* **THE REQUEST**:
Pick out each line of the records that includes the string "text", and copy it.

##############################

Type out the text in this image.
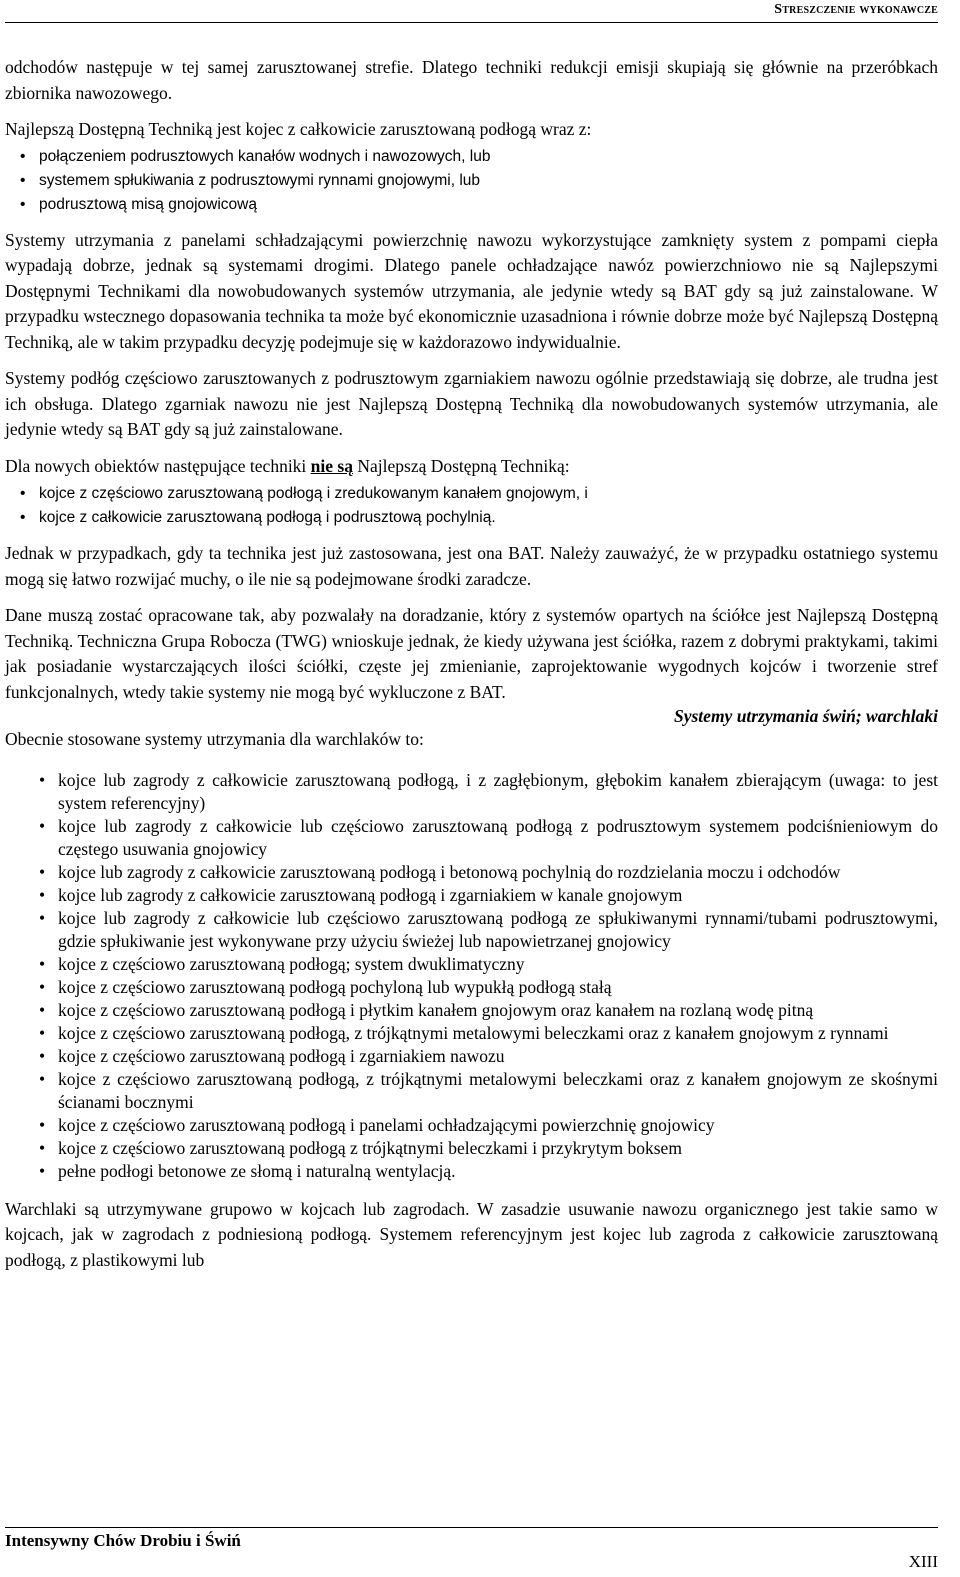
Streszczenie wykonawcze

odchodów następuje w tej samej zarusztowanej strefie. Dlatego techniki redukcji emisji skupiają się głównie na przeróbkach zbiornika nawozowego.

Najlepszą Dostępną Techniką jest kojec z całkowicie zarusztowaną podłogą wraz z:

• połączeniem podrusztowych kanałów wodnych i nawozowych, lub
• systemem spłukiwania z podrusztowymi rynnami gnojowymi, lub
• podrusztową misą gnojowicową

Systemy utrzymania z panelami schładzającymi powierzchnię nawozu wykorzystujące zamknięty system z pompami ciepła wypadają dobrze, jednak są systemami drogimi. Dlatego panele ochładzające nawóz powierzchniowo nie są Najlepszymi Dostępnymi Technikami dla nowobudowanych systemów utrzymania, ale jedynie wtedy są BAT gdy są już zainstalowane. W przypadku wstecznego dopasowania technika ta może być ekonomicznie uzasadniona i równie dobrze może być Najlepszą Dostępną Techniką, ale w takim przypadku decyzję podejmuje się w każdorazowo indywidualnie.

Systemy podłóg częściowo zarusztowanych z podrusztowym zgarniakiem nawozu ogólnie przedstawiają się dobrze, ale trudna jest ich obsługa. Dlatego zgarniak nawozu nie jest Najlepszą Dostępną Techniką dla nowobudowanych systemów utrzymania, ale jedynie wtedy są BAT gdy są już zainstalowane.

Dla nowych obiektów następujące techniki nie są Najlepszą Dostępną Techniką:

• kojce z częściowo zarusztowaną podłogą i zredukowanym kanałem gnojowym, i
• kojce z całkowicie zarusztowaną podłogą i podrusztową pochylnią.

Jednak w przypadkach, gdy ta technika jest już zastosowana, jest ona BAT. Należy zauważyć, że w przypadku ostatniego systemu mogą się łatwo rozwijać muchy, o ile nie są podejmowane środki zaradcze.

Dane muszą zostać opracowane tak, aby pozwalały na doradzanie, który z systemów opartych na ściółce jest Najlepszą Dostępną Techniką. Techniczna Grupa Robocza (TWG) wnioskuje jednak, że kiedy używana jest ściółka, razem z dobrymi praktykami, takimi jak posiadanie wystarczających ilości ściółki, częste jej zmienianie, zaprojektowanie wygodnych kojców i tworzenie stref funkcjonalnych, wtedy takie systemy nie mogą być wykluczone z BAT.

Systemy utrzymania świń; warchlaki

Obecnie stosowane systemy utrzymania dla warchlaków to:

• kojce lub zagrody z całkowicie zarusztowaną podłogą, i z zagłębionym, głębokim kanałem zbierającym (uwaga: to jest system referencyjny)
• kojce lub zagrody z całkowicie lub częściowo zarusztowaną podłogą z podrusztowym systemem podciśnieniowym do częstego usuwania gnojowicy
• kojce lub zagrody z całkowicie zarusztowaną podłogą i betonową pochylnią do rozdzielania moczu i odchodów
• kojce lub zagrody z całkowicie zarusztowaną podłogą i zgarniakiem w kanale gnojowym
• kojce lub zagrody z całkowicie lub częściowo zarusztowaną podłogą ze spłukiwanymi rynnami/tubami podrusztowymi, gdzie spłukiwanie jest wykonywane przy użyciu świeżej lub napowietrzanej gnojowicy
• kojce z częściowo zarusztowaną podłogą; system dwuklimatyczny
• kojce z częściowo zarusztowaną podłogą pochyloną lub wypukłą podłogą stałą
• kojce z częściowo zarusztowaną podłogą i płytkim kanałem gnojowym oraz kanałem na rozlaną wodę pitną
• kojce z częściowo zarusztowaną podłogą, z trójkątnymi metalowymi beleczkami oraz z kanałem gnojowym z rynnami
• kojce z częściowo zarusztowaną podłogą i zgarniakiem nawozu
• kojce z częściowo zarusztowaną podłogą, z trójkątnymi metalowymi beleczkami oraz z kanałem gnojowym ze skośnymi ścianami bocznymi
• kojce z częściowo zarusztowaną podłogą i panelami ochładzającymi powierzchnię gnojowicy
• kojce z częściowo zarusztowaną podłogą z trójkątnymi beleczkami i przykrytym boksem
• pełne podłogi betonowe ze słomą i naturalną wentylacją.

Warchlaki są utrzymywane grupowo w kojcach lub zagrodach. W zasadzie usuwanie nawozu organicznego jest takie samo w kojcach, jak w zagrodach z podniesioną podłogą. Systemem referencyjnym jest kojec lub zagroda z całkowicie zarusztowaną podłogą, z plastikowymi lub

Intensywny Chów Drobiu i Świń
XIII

##############################

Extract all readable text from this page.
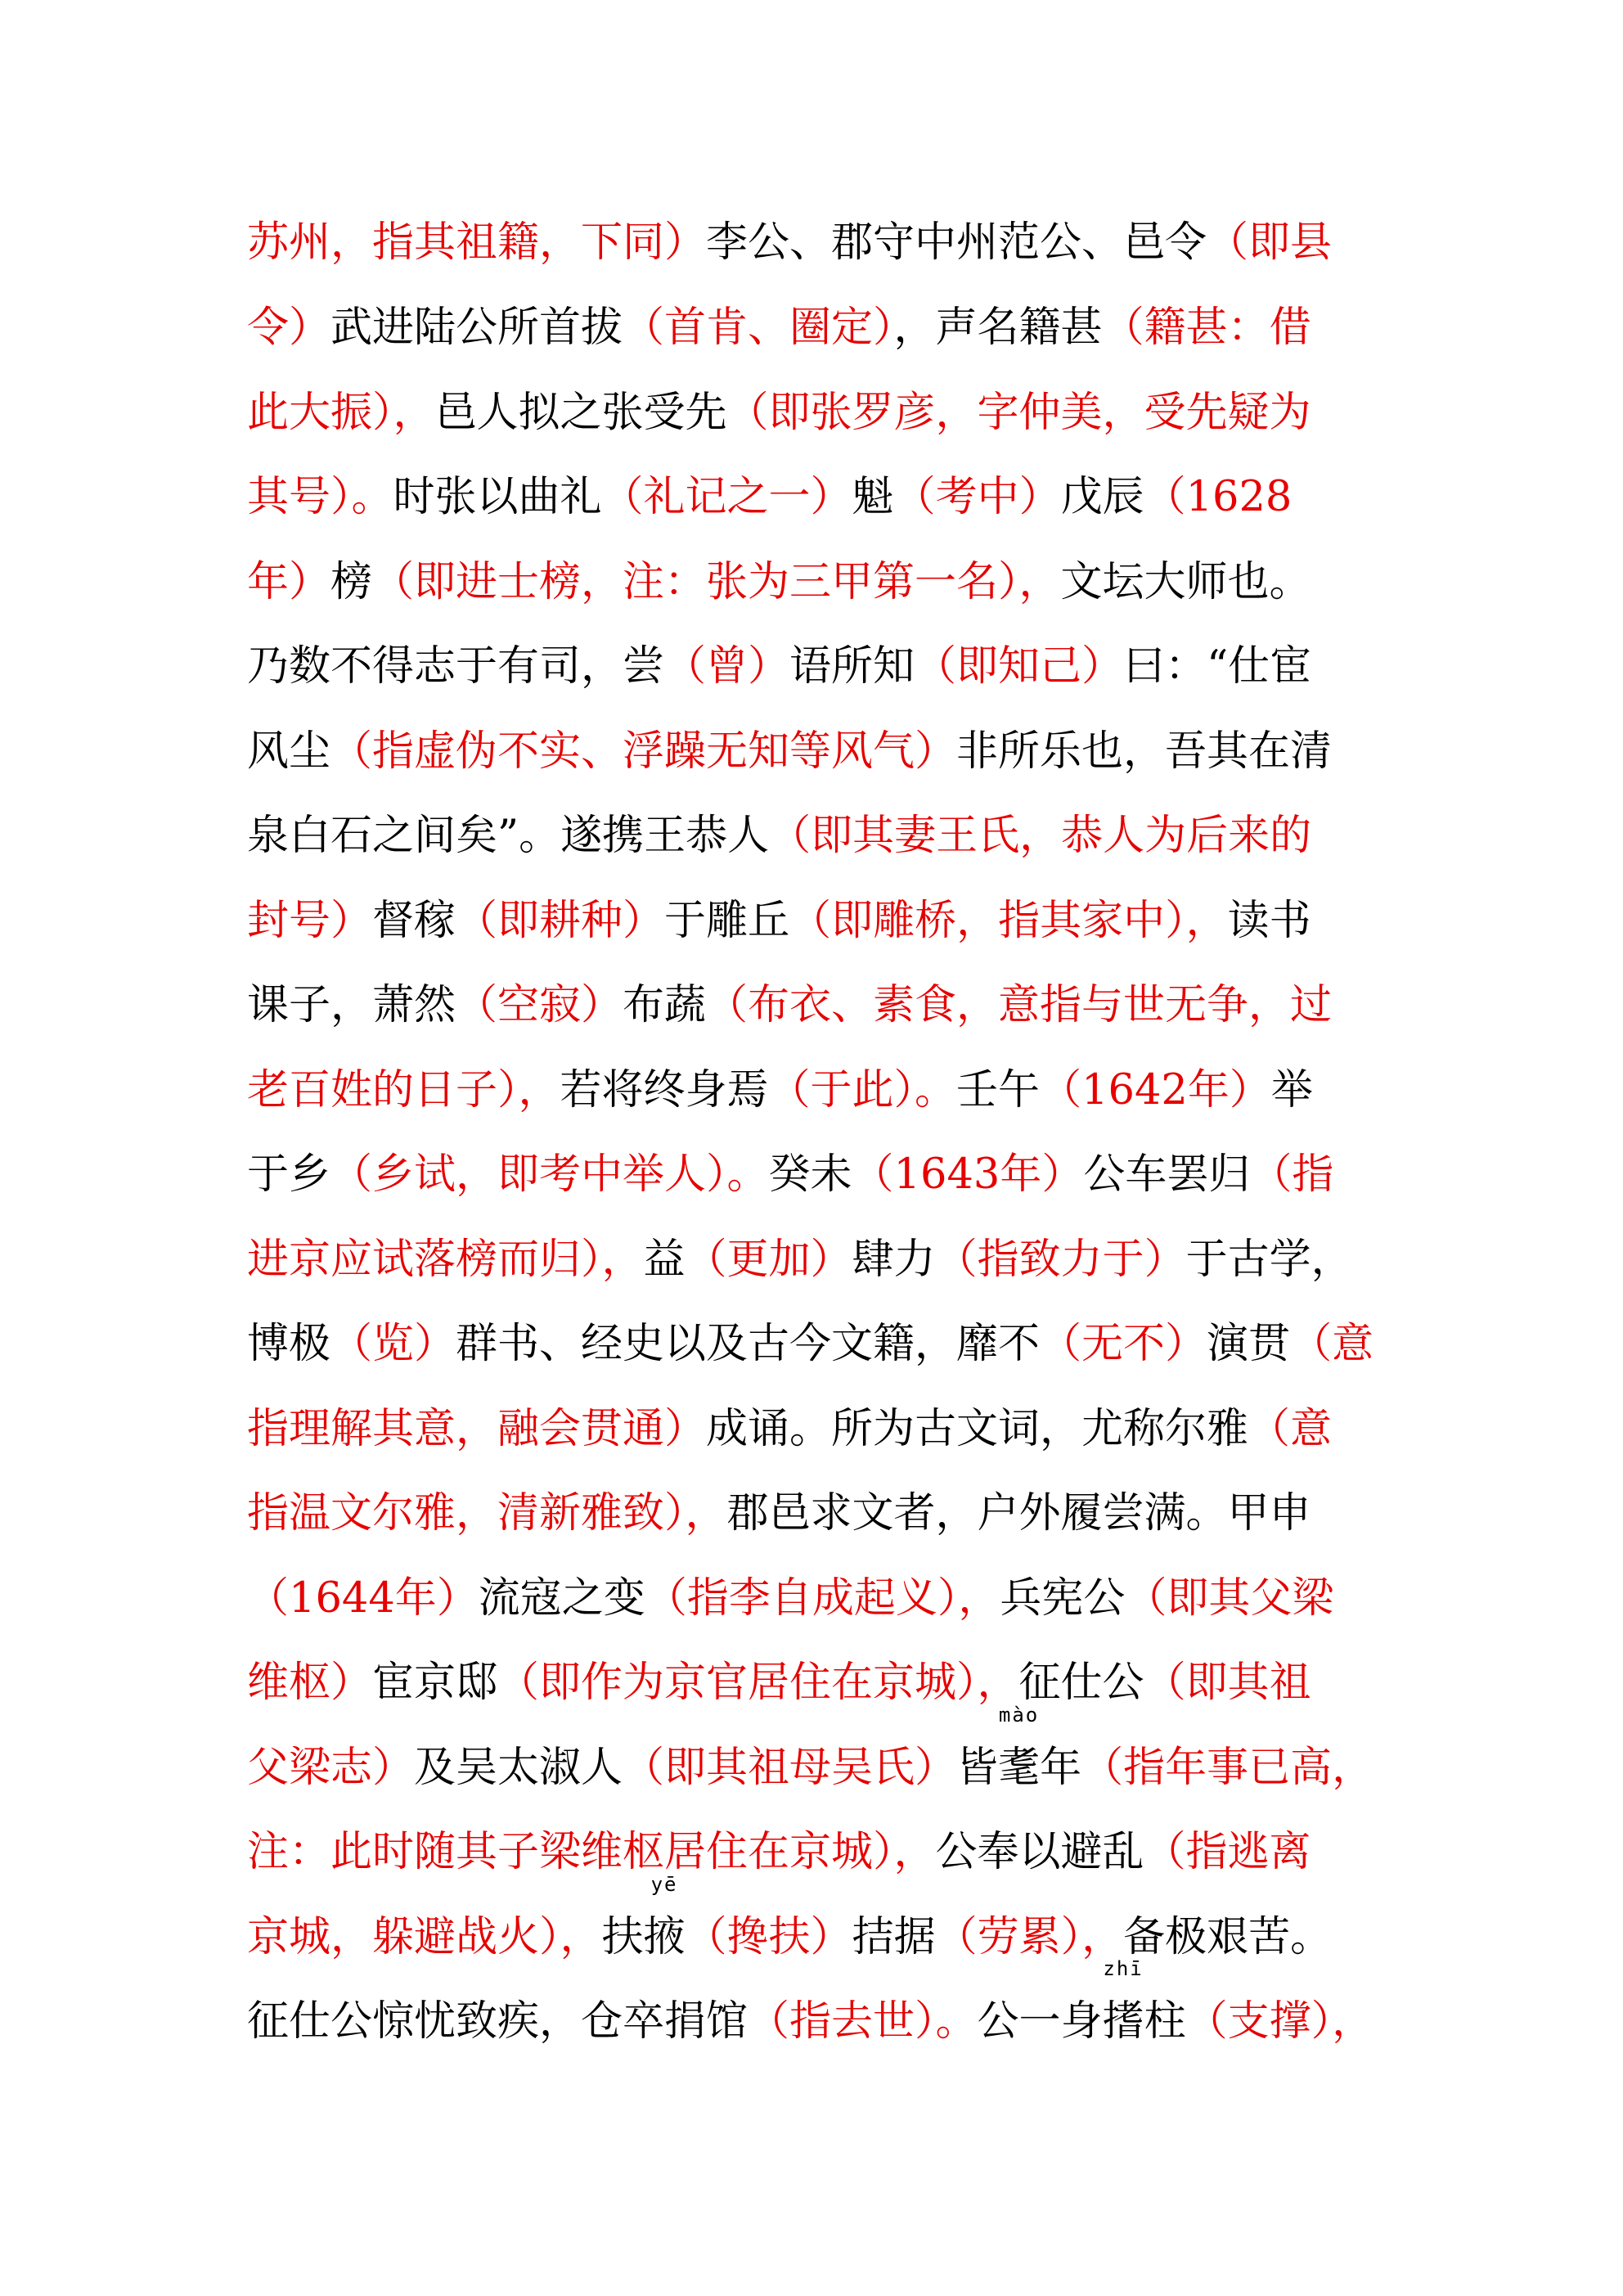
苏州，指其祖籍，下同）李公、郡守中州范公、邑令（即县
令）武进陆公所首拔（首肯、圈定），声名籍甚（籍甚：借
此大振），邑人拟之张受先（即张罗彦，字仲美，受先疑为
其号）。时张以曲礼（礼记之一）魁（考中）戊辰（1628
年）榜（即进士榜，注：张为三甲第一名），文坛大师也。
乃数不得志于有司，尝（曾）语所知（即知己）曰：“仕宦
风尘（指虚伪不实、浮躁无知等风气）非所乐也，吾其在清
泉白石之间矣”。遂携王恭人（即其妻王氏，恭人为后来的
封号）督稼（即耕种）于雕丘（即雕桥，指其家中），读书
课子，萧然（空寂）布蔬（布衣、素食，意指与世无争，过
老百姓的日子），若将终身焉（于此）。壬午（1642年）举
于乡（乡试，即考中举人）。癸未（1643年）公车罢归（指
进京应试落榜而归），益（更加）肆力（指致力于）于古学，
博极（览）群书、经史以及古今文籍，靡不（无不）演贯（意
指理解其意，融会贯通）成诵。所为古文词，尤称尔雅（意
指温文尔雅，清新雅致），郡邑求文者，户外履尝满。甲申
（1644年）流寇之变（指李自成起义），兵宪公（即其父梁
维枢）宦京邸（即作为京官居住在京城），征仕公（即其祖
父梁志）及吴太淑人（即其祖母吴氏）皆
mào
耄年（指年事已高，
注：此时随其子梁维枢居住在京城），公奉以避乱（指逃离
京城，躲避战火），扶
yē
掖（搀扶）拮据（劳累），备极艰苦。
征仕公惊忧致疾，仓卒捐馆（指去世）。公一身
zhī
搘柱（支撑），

##############################

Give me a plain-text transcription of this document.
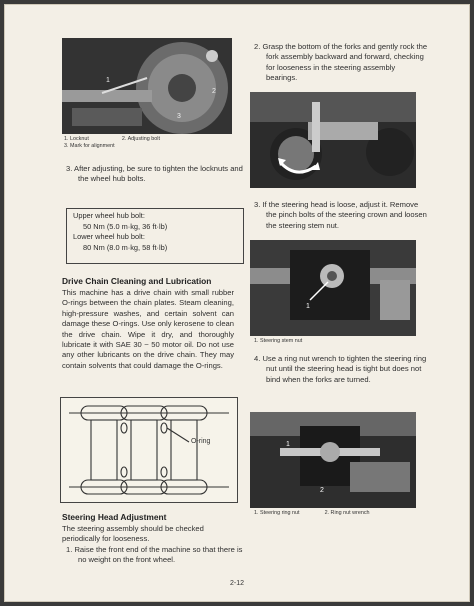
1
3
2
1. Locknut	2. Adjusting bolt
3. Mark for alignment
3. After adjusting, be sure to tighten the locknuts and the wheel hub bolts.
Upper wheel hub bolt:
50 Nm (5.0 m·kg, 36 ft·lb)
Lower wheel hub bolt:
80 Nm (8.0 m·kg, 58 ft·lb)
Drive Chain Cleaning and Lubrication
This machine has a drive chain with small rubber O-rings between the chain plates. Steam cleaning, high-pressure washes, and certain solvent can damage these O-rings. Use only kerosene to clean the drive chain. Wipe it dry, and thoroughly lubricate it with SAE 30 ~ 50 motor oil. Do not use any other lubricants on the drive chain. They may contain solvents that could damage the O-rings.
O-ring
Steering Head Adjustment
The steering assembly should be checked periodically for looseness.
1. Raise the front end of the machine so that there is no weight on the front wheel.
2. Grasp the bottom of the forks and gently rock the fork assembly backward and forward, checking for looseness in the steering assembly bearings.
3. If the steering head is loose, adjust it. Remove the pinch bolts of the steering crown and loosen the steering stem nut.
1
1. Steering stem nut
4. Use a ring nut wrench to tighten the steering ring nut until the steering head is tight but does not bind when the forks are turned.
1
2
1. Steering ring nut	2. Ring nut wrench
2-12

##############################

* **ANSWER TO THE EXERCISE**:
Type out the text in this image.
Extract all readable text from this page.
Give me a plain-text transcription of this document.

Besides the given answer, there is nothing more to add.